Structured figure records
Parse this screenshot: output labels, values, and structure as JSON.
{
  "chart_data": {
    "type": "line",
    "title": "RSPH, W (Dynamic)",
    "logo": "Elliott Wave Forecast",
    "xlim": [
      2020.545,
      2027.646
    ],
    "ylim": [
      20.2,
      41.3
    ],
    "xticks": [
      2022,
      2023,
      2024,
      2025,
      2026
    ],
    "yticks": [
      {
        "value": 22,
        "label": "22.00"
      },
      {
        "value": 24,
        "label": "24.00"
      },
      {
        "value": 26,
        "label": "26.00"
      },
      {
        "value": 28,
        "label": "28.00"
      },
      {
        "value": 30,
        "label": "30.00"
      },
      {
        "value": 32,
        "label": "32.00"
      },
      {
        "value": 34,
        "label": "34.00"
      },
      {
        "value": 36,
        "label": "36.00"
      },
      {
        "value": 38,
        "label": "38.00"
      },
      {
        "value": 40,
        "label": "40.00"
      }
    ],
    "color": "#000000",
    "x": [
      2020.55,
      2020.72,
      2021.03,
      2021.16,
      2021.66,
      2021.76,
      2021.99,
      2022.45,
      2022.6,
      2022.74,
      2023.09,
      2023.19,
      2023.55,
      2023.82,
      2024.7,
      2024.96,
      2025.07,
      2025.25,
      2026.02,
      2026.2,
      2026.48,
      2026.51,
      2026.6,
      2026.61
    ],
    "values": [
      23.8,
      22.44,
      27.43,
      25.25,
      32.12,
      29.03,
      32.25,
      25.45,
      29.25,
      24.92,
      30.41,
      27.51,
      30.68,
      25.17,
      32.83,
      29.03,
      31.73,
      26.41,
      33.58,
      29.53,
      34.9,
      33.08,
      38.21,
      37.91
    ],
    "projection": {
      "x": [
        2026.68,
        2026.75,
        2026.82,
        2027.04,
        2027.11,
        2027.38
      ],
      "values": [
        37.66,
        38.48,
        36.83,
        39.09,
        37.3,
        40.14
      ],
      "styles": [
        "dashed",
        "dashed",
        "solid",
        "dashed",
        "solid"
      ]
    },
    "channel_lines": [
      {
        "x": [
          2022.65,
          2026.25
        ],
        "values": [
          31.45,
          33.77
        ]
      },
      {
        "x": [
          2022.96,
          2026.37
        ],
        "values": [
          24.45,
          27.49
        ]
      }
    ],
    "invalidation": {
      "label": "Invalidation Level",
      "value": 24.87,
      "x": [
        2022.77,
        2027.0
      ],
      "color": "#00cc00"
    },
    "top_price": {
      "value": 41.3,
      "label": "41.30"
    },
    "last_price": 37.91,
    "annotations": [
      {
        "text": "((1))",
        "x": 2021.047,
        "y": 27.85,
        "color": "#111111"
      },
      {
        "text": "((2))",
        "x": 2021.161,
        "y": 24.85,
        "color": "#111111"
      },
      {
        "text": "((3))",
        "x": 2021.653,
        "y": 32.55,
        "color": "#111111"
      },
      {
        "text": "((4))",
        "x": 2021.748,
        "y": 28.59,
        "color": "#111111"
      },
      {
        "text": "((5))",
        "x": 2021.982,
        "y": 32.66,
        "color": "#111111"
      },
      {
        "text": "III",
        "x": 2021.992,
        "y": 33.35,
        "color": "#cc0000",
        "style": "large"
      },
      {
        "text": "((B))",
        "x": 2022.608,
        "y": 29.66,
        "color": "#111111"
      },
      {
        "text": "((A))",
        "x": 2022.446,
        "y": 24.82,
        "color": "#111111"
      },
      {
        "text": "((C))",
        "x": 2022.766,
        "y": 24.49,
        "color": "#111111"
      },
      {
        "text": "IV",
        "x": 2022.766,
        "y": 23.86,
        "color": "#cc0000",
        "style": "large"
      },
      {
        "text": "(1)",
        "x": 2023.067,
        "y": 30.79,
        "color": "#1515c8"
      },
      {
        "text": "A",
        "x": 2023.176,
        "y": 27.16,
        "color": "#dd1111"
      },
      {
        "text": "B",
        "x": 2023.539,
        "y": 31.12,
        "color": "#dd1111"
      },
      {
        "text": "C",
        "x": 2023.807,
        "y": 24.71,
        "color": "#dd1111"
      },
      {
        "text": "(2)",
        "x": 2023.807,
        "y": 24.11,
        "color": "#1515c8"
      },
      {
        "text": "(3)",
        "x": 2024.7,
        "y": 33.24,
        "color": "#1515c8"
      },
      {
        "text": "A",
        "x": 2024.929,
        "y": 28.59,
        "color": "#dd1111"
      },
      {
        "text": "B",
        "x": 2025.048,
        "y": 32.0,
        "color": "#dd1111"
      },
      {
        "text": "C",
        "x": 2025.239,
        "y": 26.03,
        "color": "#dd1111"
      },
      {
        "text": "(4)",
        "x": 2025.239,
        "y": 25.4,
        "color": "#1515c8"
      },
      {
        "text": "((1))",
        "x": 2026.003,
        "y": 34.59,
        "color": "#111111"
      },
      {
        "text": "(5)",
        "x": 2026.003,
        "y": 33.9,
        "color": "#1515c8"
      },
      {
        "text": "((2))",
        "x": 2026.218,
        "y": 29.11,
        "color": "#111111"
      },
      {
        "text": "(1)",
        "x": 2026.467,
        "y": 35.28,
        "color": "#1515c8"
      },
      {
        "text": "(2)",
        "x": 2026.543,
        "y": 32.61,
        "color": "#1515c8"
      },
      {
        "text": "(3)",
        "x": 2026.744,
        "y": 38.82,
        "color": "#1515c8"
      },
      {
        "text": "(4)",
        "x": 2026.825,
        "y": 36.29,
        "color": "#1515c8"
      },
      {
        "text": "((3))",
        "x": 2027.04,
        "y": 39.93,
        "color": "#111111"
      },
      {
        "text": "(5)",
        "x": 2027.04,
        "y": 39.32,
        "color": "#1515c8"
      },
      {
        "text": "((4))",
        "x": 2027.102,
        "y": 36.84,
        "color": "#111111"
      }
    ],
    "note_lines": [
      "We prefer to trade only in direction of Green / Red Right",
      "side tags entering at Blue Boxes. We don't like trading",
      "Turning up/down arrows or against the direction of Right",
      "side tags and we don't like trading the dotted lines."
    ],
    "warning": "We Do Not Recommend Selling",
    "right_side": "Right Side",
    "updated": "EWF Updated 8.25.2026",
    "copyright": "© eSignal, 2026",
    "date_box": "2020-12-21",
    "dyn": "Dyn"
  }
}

▶ **TASK BRIEF**: Repeat the data exactly. Leave nothing out.

▶ **FULL RESPONSE**:
Parse this screenshot: output labels, values, and structure as JSON.
{
  "chart_data": {
    "type": "line",
    "title": "RSPH, W (Dynamic)",
    "logo": "Elliott Wave Forecast",
    "xlim": [
      2020.545,
      2027.646
    ],
    "ylim": [
      20.2,
      41.3
    ],
    "xticks": [
      2022,
      2023,
      2024,
      2025,
      2026
    ],
    "yticks": [
      {
        "value": 22,
        "label": "22.00"
      },
      {
        "value": 24,
        "label": "24.00"
      },
      {
        "value": 26,
        "label": "26.00"
      },
      {
        "value": 28,
        "label": "28.00"
      },
      {
        "value": 30,
        "label": "30.00"
      },
      {
        "value": 32,
        "label": "32.00"
      },
      {
        "value": 34,
        "label": "34.00"
      },
      {
        "value": 36,
        "label": "36.00"
      },
      {
        "value": 38,
        "label": "38.00"
      },
      {
        "value": 40,
        "label": "40.00"
      }
    ],
    "color": "#000000",
    "x": [
      2020.55,
      2020.72,
      2021.03,
      2021.16,
      2021.66,
      2021.76,
      2021.99,
      2022.45,
      2022.6,
      2022.74,
      2023.09,
      2023.19,
      2023.55,
      2023.82,
      2024.7,
      2024.96,
      2025.07,
      2025.25,
      2026.02,
      2026.2,
      2026.48,
      2026.51,
      2026.6,
      2026.61
    ],
    "values": [
      23.8,
      22.44,
      27.43,
      25.25,
      32.12,
      29.03,
      32.25,
      25.45,
      29.25,
      24.92,
      30.41,
      27.51,
      30.68,
      25.17,
      32.83,
      29.03,
      31.73,
      26.41,
      33.58,
      29.53,
      34.9,
      33.08,
      38.21,
      37.91
    ],
    "projection": {
      "x": [
        2026.68,
        2026.75,
        2026.82,
        2027.04,
        2027.11,
        2027.38
      ],
      "values": [
        37.66,
        38.48,
        36.83,
        39.09,
        37.3,
        40.14
      ],
      "styles": [
        "dashed",
        "dashed",
        "solid",
        "dashed",
        "solid"
      ]
    },
    "channel_lines": [
      {
        "x": [
          2022.65,
          2026.25
        ],
        "values": [
          31.45,
          33.77
        ]
      },
      {
        "x": [
          2022.96,
          2026.37
        ],
        "values": [
          24.45,
          27.49
        ]
      }
    ],
    "invalidation": {
      "label": "Invalidation Level",
      "value": 24.87,
      "x": [
        2022.77,
        2027.0
      ],
      "color": "#00cc00"
    },
    "top_price": {
      "value": 41.3,
      "label": "41.30"
    },
    "last_price": 37.91,
    "annotations": [
      {
        "text": "((1))",
        "x": 2021.047,
        "y": 27.85,
        "color": "#111111"
      },
      {
        "text": "((2))",
        "x": 2021.161,
        "y": 24.85,
        "color": "#111111"
      },
      {
        "text": "((3))",
        "x": 2021.653,
        "y": 32.55,
        "color": "#111111"
      },
      {
        "text": "((4))",
        "x": 2021.748,
        "y": 28.59,
        "color": "#111111"
      },
      {
        "text": "((5))",
        "x": 2021.982,
        "y": 32.66,
        "color": "#111111"
      },
      {
        "text": "III",
        "x": 2021.992,
        "y": 33.35,
        "color": "#cc0000",
        "style": "large"
      },
      {
        "text": "((B))",
        "x": 2022.608,
        "y": 29.66,
        "color": "#111111"
      },
      {
        "text": "((A))",
        "x": 2022.446,
        "y": 24.82,
        "color": "#111111"
      },
      {
        "text": "((C))",
        "x": 2022.766,
        "y": 24.49,
        "color": "#111111"
      },
      {
        "text": "IV",
        "x": 2022.766,
        "y": 23.86,
        "color": "#cc0000",
        "style": "large"
      },
      {
        "text": "(1)",
        "x": 2023.067,
        "y": 30.79,
        "color": "#1515c8"
      },
      {
        "text": "A",
        "x": 2023.176,
        "y": 27.16,
        "color": "#dd1111"
      },
      {
        "text": "B",
        "x": 2023.539,
        "y": 31.12,
        "color": "#dd1111"
      },
      {
        "text": "C",
        "x": 2023.807,
        "y": 24.71,
        "color": "#dd1111"
      },
      {
        "text": "(2)",
        "x": 2023.807,
        "y": 24.11,
        "color": "#1515c8"
      },
      {
        "text": "(3)",
        "x": 2024.7,
        "y": 33.24,
        "color": "#1515c8"
      },
      {
        "text": "A",
        "x": 2024.929,
        "y": 28.59,
        "color": "#dd1111"
      },
      {
        "text": "B",
        "x": 2025.048,
        "y": 32.0,
        "color": "#dd1111"
      },
      {
        "text": "C",
        "x": 2025.239,
        "y": 26.03,
        "color": "#dd1111"
      },
      {
        "text": "(4)",
        "x": 2025.239,
        "y": 25.4,
        "color": "#1515c8"
      },
      {
        "text": "((1))",
        "x": 2026.003,
        "y": 34.59,
        "color": "#111111"
      },
      {
        "text": "(5)",
        "x": 2026.003,
        "y": 33.9,
        "color": "#1515c8"
      },
      {
        "text": "((2))",
        "x": 2026.218,
        "y": 29.11,
        "color": "#111111"
      },
      {
        "text": "(1)",
        "x": 2026.467,
        "y": 35.28,
        "color": "#1515c8"
      },
      {
        "text": "(2)",
        "x": 2026.543,
        "y": 32.61,
        "color": "#1515c8"
      },
      {
        "text": "(3)",
        "x": 2026.744,
        "y": 38.82,
        "color": "#1515c8"
      },
      {
        "text": "(4)",
        "x": 2026.825,
        "y": 36.29,
        "color": "#1515c8"
      },
      {
        "text": "((3))",
        "x": 2027.04,
        "y": 39.93,
        "color": "#111111"
      },
      {
        "text": "(5)",
        "x": 2027.04,
        "y": 39.32,
        "color": "#1515c8"
      },
      {
        "text": "((4))",
        "x": 2027.102,
        "y": 36.84,
        "color": "#111111"
      }
    ],
    "note_lines": [
      "We prefer to trade only in direction of Green / Red Right",
      "side tags entering at Blue Boxes. We don't like trading",
      "Turning up/down arrows or against the direction of Right",
      "side tags and we don't like trading the dotted lines."
    ],
    "warning": "We Do Not Recommend Selling",
    "right_side": "Right Side",
    "updated": "EWF Updated 8.25.2026",
    "copyright": "© eSignal, 2026",
    "date_box": "2020-12-21",
    "dyn": "Dyn"
  }
}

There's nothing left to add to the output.